### TASK OBJECTIVE
All lines below must be repeated exactly, with the pictures omitted.

[Dataset excerpts]
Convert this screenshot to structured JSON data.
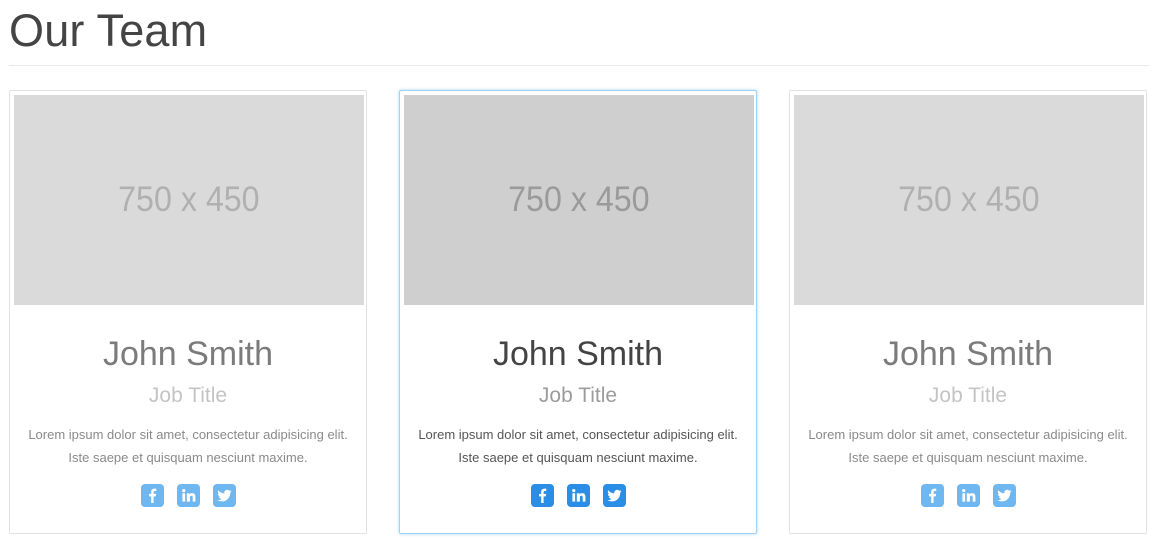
{
  "section": {
    "title": "Our Team"
  },
  "members": [
    {
      "photo_placeholder": "750 x 450",
      "name": "John Smith",
      "job_title": "Job Title",
      "description_line1": "Lorem ipsum dolor sit amet, consectetur adipisicing elit.",
      "description_line2": "Iste saepe et quisquam nesciunt maxime.",
      "social": [
        "facebook-icon",
        "linkedin-icon",
        "twitter-icon"
      ]
    },
    {
      "photo_placeholder": "750 x 450",
      "name": "John Smith",
      "job_title": "Job Title",
      "description_line1": "Lorem ipsum dolor sit amet, consectetur adipisicing elit.",
      "description_line2": "Iste saepe et quisquam nesciunt maxime.",
      "social": [
        "facebook-icon",
        "linkedin-icon",
        "twitter-icon"
      ],
      "state": "hovered"
    },
    {
      "photo_placeholder": "750 x 450",
      "name": "John Smith",
      "job_title": "Job Title",
      "description_line1": "Lorem ipsum dolor sit amet, consectetur adipisicing elit.",
      "description_line2": "Iste saepe et quisquam nesciunt maxime.",
      "social": [
        "facebook-icon",
        "linkedin-icon",
        "twitter-icon"
      ]
    }
  ],
  "colors": {
    "accent": "#2a8ee6",
    "accent_muted": "#6fb7f0",
    "hover_border": "#9fd4f2",
    "placeholder_bg": "#dadada"
  }
}
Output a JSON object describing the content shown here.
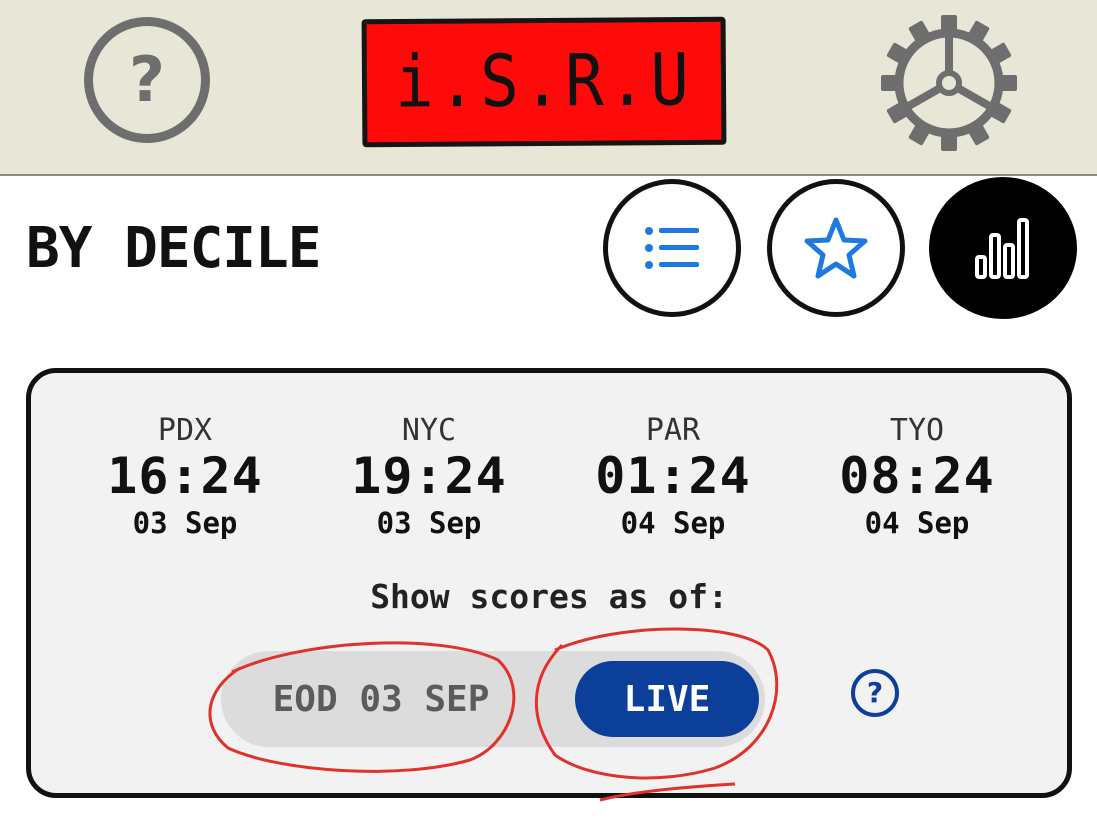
{
  "header": {
    "logo_text": "i.S.R.U",
    "help_glyph": "?",
    "icons": {
      "help": "help-circle-icon",
      "settings": "gear-icon"
    }
  },
  "title": "BY DECILE",
  "view_buttons": [
    {
      "name": "list-view",
      "icon": "list-icon",
      "selected": false
    },
    {
      "name": "favorites-view",
      "icon": "star-icon",
      "selected": false
    },
    {
      "name": "decile-chart-view",
      "icon": "bar-chart-icon",
      "selected": true
    }
  ],
  "timezones": [
    {
      "city": "PDX",
      "time": "16:24",
      "date": "03 Sep"
    },
    {
      "city": "NYC",
      "time": "19:24",
      "date": "03 Sep"
    },
    {
      "city": "PAR",
      "time": "01:24",
      "date": "04 Sep"
    },
    {
      "city": "TYO",
      "time": "08:24",
      "date": "04 Sep"
    }
  ],
  "scores": {
    "label": "Show scores as of:",
    "options": [
      "EOD 03 SEP",
      "LIVE"
    ],
    "selected": "LIVE",
    "help_glyph": "?"
  },
  "colors": {
    "header_bg": "#e7e6d7",
    "logo_bg": "#ff0a0a",
    "accent_blue": "#0b3f9a",
    "icon_blue": "#1f7ae0",
    "annotation_red": "#e0312a"
  }
}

### FULL RESPONSE
Convert this screenshot to structured JSON data.
{
  "section": {
    "title": "Our Team"
  },
  "members": [
    {
      "photo_placeholder": "750 x 450",
      "name": "John Smith",
      "job_title": "Job Title",
      "description_line1": "Lorem ipsum dolor sit amet, consectetur adipisicing elit.",
      "description_line2": "Iste saepe et quisquam nesciunt maxime.",
      "social": [
        "facebook-icon",
        "linkedin-icon",
        "twitter-icon"
      ]
    },
    {
      "photo_placeholder": "750 x 450",
      "name": "John Smith",
      "job_title": "Job Title",
      "description_line1": "Lorem ipsum dolor sit amet, consectetur adipisicing elit.",
      "description_line2": "Iste saepe et quisquam nesciunt maxime.",
      "social": [
        "facebook-icon",
        "linkedin-icon",
        "twitter-icon"
      ],
      "state": "hovered"
    },
    {
      "photo_placeholder": "750 x 450",
      "name": "John Smith",
      "job_title": "Job Title",
      "description_line1": "Lorem ipsum dolor sit amet, consectetur adipisicing elit.",
      "description_line2": "Iste saepe et quisquam nesciunt maxime.",
      "social": [
        "facebook-icon",
        "linkedin-icon",
        "twitter-icon"
      ]
    }
  ],
  "colors": {
    "accent": "#2a8ee6",
    "accent_muted": "#6fb7f0",
    "hover_border": "#9fd4f2",
    "placeholder_bg": "#dadada"
  }
}
Output a JSON object describing the content shown here.
{
  "header": {
    "logo_text": "i.S.R.U",
    "help_glyph": "?",
    "icons": {
      "help": "help-circle-icon",
      "settings": "gear-icon"
    }
  },
  "title": "BY DECILE",
  "view_buttons": [
    {
      "name": "list-view",
      "icon": "list-icon",
      "selected": false
    },
    {
      "name": "favorites-view",
      "icon": "star-icon",
      "selected": false
    },
    {
      "name": "decile-chart-view",
      "icon": "bar-chart-icon",
      "selected": true
    }
  ],
  "timezones": [
    {
      "city": "PDX",
      "time": "16:24",
      "date": "03 Sep"
    },
    {
      "city": "NYC",
      "time": "19:24",
      "date": "03 Sep"
    },
    {
      "city": "PAR",
      "time": "01:24",
      "date": "04 Sep"
    },
    {
      "city": "TYO",
      "time": "08:24",
      "date": "04 Sep"
    }
  ],
  "scores": {
    "label": "Show scores as of:",
    "options": [
      "EOD 03 SEP",
      "LIVE"
    ],
    "selected": "LIVE",
    "help_glyph": "?"
  },
  "colors": {
    "header_bg": "#e7e6d7",
    "logo_bg": "#ff0a0a",
    "accent_blue": "#0b3f9a",
    "icon_blue": "#1f7ae0",
    "annotation_red": "#e0312a"
  }
}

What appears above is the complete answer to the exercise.